--- Available records ---
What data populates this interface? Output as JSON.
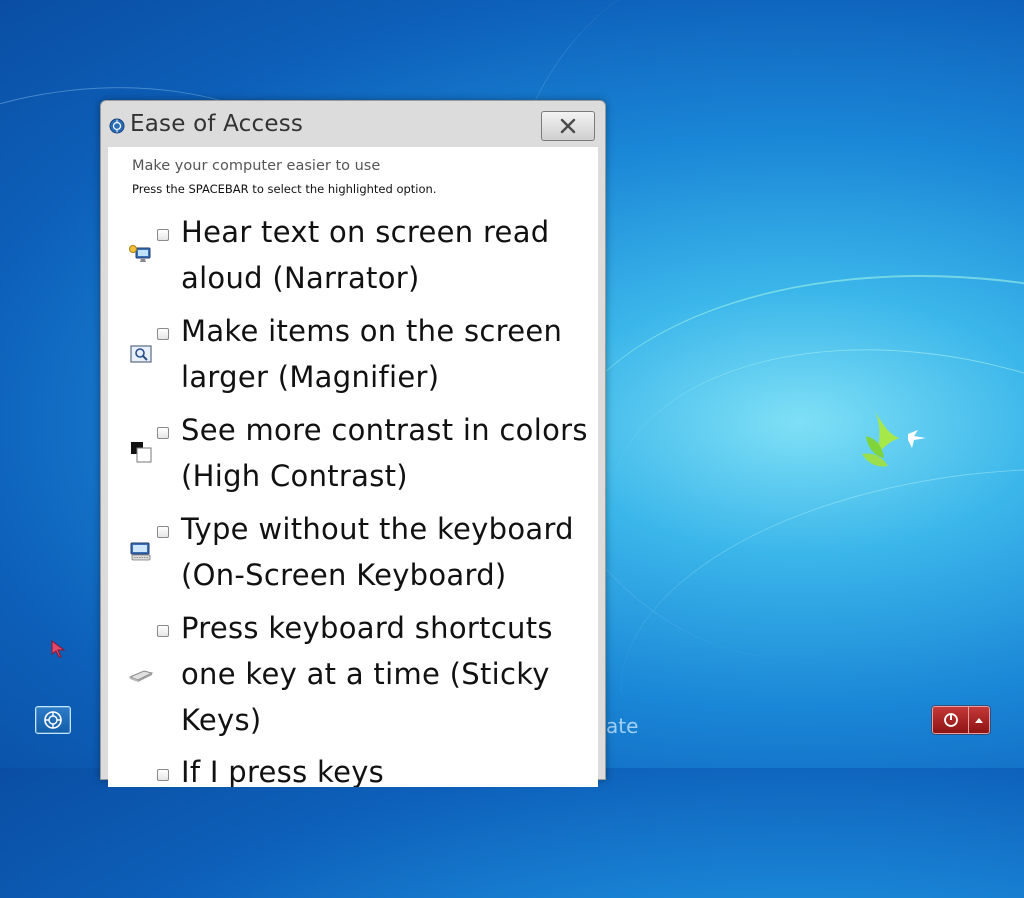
{
  "window": {
    "title": "Ease of Access",
    "close_label": "close"
  },
  "dialog": {
    "heading": "Make your computer easier to use",
    "instruction": "Press the SPACEBAR to select the highlighted option.",
    "options": [
      {
        "label": "Hear text on screen read aloud (Narrator)",
        "icon": "narrator-icon",
        "checked": false
      },
      {
        "label": "Make items on the screen larger (Magnifier)",
        "icon": "magnifier-icon",
        "checked": false
      },
      {
        "label": "See more contrast in colors (High Contrast)",
        "icon": "high-contrast-icon",
        "checked": false
      },
      {
        "label": "Type without the keyboard (On-Screen Keyboard)",
        "icon": "keyboard-icon",
        "checked": false
      },
      {
        "label": "Press keyboard shortcuts one key at a time (Sticky Keys)",
        "icon": "sticky-keys-icon",
        "checked": false
      },
      {
        "label": "If I press keys",
        "icon": "",
        "checked": false
      }
    ]
  },
  "desktop": {
    "brand_fragment": "ate"
  },
  "colors": {
    "accent": "#1a86d6",
    "power": "#b02020"
  }
}
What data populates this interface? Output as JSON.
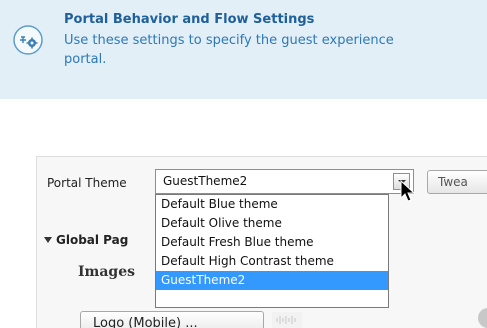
{
  "banner": {
    "title": "Portal Behavior and Flow Settings",
    "description": "Use these settings to specify the guest experience for this portal.",
    "description_line1": "Use these settings to specify the guest experience",
    "description_line2": "portal."
  },
  "portal_theme": {
    "label": "Portal Theme",
    "selected_value": "GuestTheme2",
    "options": [
      "Default Blue theme",
      "Default Olive theme",
      "Default Fresh Blue theme",
      "Default High Contrast theme",
      "GuestTheme2"
    ],
    "highlighted_index": 4
  },
  "tweaks_button": {
    "label": "Twea"
  },
  "global_section": {
    "title": "Global Pag"
  },
  "images": {
    "label": "Images",
    "logo_button_label": "Logo (Mobile) ..."
  },
  "colors": {
    "banner_bg": "#e2eff6",
    "title_color": "#1f5f9a",
    "desc_color": "#2e78b8",
    "highlight": "#3399ff"
  }
}
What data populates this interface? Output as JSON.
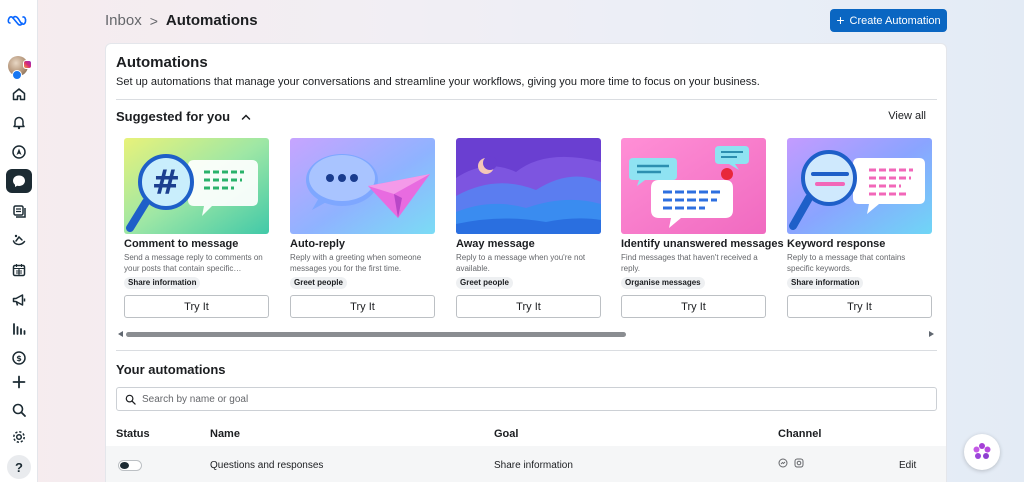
{
  "breadcrumb": {
    "parent": "Inbox",
    "separator": ">",
    "current": "Automations"
  },
  "header": {
    "create_button": "Create Automation",
    "create_icon": "+"
  },
  "main": {
    "title": "Automations",
    "subtitle": "Set up automations that manage your conversations and streamline your workflows, giving you more time to focus on your business.",
    "suggested": {
      "title": "Suggested for you",
      "view_all": "View all",
      "cards": [
        {
          "name": "Comment to message",
          "description": "Send a message reply to comments on your posts that contain specific…",
          "tag": "Share information",
          "action": "Try It"
        },
        {
          "name": "Auto-reply",
          "description": "Reply with a greeting when someone messages you for the first time.",
          "tag": "Greet people",
          "action": "Try It"
        },
        {
          "name": "Away message",
          "description": "Reply to a message when you're not available.",
          "tag": "Greet people",
          "action": "Try It"
        },
        {
          "name": "Identify unanswered messages",
          "description": "Find messages that haven't received a reply.",
          "tag": "Organise messages",
          "action": "Try It"
        },
        {
          "name": "Keyword response",
          "description": "Reply to a message that contains specific keywords.",
          "tag": "Share information",
          "action": "Try It"
        }
      ]
    },
    "your_automations": {
      "title": "Your automations",
      "search_placeholder": "Search by name or goal",
      "columns": {
        "status": "Status",
        "name": "Name",
        "goal": "Goal",
        "channel": "Channel"
      },
      "rows": [
        {
          "status": "off",
          "name": "Questions and responses",
          "goal": "Share information",
          "channels": [
            "messenger-icon",
            "instagram-icon"
          ],
          "action": "Edit"
        }
      ]
    }
  },
  "sidebar": {
    "items": [
      "meta-logo",
      "account-avatar",
      "home-icon",
      "notifications-icon",
      "compass-icon",
      "inbox-icon",
      "content-icon",
      "engagement-icon",
      "calendar-icon",
      "ads-icon",
      "insights-icon",
      "monetization-icon",
      "add-icon",
      "search-icon",
      "settings-icon",
      "help-icon"
    ],
    "help": "?"
  },
  "colors": {
    "primary": "#0a66c2",
    "sidebar_active": "#1c2b33",
    "text": "#1c1e21",
    "muted": "#65676b"
  }
}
---
* What the task asks
All preceding records should be duplicated verbatim, images excepted.

* Solution
What data populates this interface? Output as JSON.
{
  "window": {
    "title": "Ease of Access",
    "close_label": "close"
  },
  "dialog": {
    "heading": "Make your computer easier to use",
    "instruction": "Press the SPACEBAR to select the highlighted option.",
    "options": [
      {
        "label": "Hear text on screen read aloud (Narrator)",
        "icon": "narrator-icon",
        "checked": false
      },
      {
        "label": "Make items on the screen larger (Magnifier)",
        "icon": "magnifier-icon",
        "checked": false
      },
      {
        "label": "See more contrast in colors (High Contrast)",
        "icon": "high-contrast-icon",
        "checked": false
      },
      {
        "label": "Type without the keyboard (On-Screen Keyboard)",
        "icon": "keyboard-icon",
        "checked": false
      },
      {
        "label": "Press keyboard shortcuts one key at a time (Sticky Keys)",
        "icon": "sticky-keys-icon",
        "checked": false
      },
      {
        "label": "If I press keys",
        "icon": "",
        "checked": false
      }
    ]
  },
  "desktop": {
    "brand_fragment": "ate"
  },
  "colors": {
    "accent": "#1a86d6",
    "power": "#b02020"
  }
}
What data populates this interface? Output as JSON.
{
  "banner": {
    "title": "Portal Behavior and Flow Settings",
    "description": "Use these settings to specify the guest experience for this portal.",
    "description_line1": "Use these settings to specify the guest experience",
    "description_line2": "portal."
  },
  "portal_theme": {
    "label": "Portal Theme",
    "selected_value": "GuestTheme2",
    "options": [
      "Default Blue theme",
      "Default Olive theme",
      "Default Fresh Blue theme",
      "Default High Contrast theme",
      "GuestTheme2"
    ],
    "highlighted_index": 4
  },
  "tweaks_button": {
    "label": "Twea"
  },
  "global_section": {
    "title": "Global Pag"
  },
  "images": {
    "label": "Images",
    "logo_button_label": "Logo (Mobile) ..."
  },
  "colors": {
    "banner_bg": "#e2eff6",
    "title_color": "#1f5f9a",
    "desc_color": "#2e78b8",
    "highlight": "#3399ff"
  }
}
What data populates this interface? Output as JSON.
{
  "breadcrumb": {
    "parent": "Inbox",
    "separator": ">",
    "current": "Automations"
  },
  "header": {
    "create_button": "Create Automation",
    "create_icon": "+"
  },
  "main": {
    "title": "Automations",
    "subtitle": "Set up automations that manage your conversations and streamline your workflows, giving you more time to focus on your business.",
    "suggested": {
      "title": "Suggested for you",
      "view_all": "View all",
      "cards": [
        {
          "name": "Comment to message",
          "description": "Send a message reply to comments on your posts that contain specific…",
          "tag": "Share information",
          "action": "Try It"
        },
        {
          "name": "Auto-reply",
          "description": "Reply with a greeting when someone messages you for the first time.",
          "tag": "Greet people",
          "action": "Try It"
        },
        {
          "name": "Away message",
          "description": "Reply to a message when you're not available.",
          "tag": "Greet people",
          "action": "Try It"
        },
        {
          "name": "Identify unanswered messages",
          "description": "Find messages that haven't received a reply.",
          "tag": "Organise messages",
          "action": "Try It"
        },
        {
          "name": "Keyword response",
          "description": "Reply to a message that contains specific keywords.",
          "tag": "Share information",
          "action": "Try It"
        }
      ]
    },
    "your_automations": {
      "title": "Your automations",
      "search_placeholder": "Search by name or goal",
      "columns": {
        "status": "Status",
        "name": "Name",
        "goal": "Goal",
        "channel": "Channel"
      },
      "rows": [
        {
          "status": "off",
          "name": "Questions and responses",
          "goal": "Share information",
          "channels": [
            "messenger-icon",
            "instagram-icon"
          ],
          "action": "Edit"
        }
      ]
    }
  },
  "sidebar": {
    "items": [
      "meta-logo",
      "account-avatar",
      "home-icon",
      "notifications-icon",
      "compass-icon",
      "inbox-icon",
      "content-icon",
      "engagement-icon",
      "calendar-icon",
      "ads-icon",
      "insights-icon",
      "monetization-icon",
      "add-icon",
      "search-icon",
      "settings-icon",
      "help-icon"
    ],
    "help": "?"
  },
  "colors": {
    "primary": "#0a66c2",
    "sidebar_active": "#1c2b33",
    "text": "#1c1e21",
    "muted": "#65676b"
  }
}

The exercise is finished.